# What is being asked
Write out each line of the listing as it stands, without the images.

# Data extract
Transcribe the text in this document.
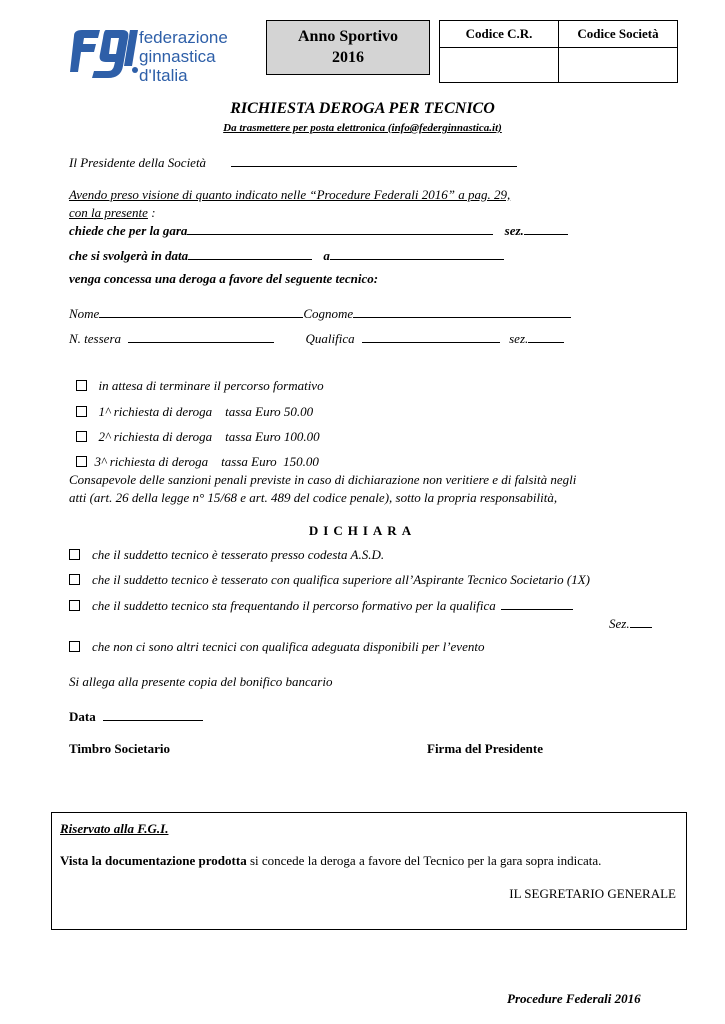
federazione
ginnastica
d'Italia
Anno Sportivo
2016
Codice C.R.	Codice Società

RICHIESTA DEROGA PER TECNICO
Da trasmettere per posta elettronica (info@federginnastica.it)
Il Presidente della Società
Avendo preso visione di quanto indicato nelle “Procedure Federali 2016” a pag. 29,
con la presente :
chiede che per la gara	sez.
che si svolgerà in data	a
venga concessa una deroga a favore del seguente tecnico:
Nome	Cognome
N. tessera	Qualifica	sez.

in attesa di terminare il percorso formativo

1^ richiesta di deroga    tassa Euro 50.00

2^ richiesta di deroga    tassa Euro 100.00

3^ richiesta di deroga    tassa Euro  150.00

Consapevole delle sanzioni penali previste in caso di dichiarazione non veritiere e di falsità negli
atti (art. 26 della legge n° 15/68 e art. 489 del codice penale), sotto la propria responsabilità,
DICHIARA
che il suddetto tecnico è tesserato presso codesta A.S.D.
che il suddetto tecnico è tesserato con qualifica superiore all’Aspirante Tecnico Societario (1X)
che il suddetto tecnico sta frequentando il percorso formativo per la qualifica
Sez.
che non ci sono altri tecnici con qualifica adeguata disponibili per l’evento
Si allega alla presente copia del bonifico bancario
Data
Timbro Societario	Firma del Presidente
Riservato alla F.G.I.
Vista la documentazione prodotta si concede la deroga a favore del Tecnico per la gara sopra indicata.
IL SEGRETARIO GENERALE
Procedure Federali 2016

# Response
Transcribe the text in this document.
federazione
ginnastica
d'Italia
Anno Sportivo
2016
Codice C.R.	Codice Società

RICHIESTA DEROGA PER TECNICO
Da trasmettere per posta elettronica (info@federginnastica.it)
Il Presidente della Società
Avendo preso visione di quanto indicato nelle “Procedure Federali 2016” a pag. 29,
con la presente :
chiede che per la gara	sez.
che si svolgerà in data	a
venga concessa una deroga a favore del seguente tecnico:
Nome	Cognome
N. tessera	Qualifica	sez.

in attesa di terminare il percorso formativo

1^ richiesta di deroga    tassa Euro 50.00

2^ richiesta di deroga    tassa Euro 100.00

3^ richiesta di deroga    tassa Euro  150.00

Consapevole delle sanzioni penali previste in caso di dichiarazione non veritiere e di falsità negli
atti (art. 26 della legge n° 15/68 e art. 489 del codice penale), sotto la propria responsabilità,
DICHIARA
che il suddetto tecnico è tesserato presso codesta A.S.D.
che il suddetto tecnico è tesserato con qualifica superiore all’Aspirante Tecnico Societario (1X)
che il suddetto tecnico sta frequentando il percorso formativo per la qualifica
Sez.
che non ci sono altri tecnici con qualifica adeguata disponibili per l’evento
Si allega alla presente copia del bonifico bancario
Data
Timbro Societario	Firma del Presidente
Riservato alla F.G.I.
Vista la documentazione prodotta si concede la deroga a favore del Tecnico per la gara sopra indicata.
IL SEGRETARIO GENERALE
Procedure Federali 2016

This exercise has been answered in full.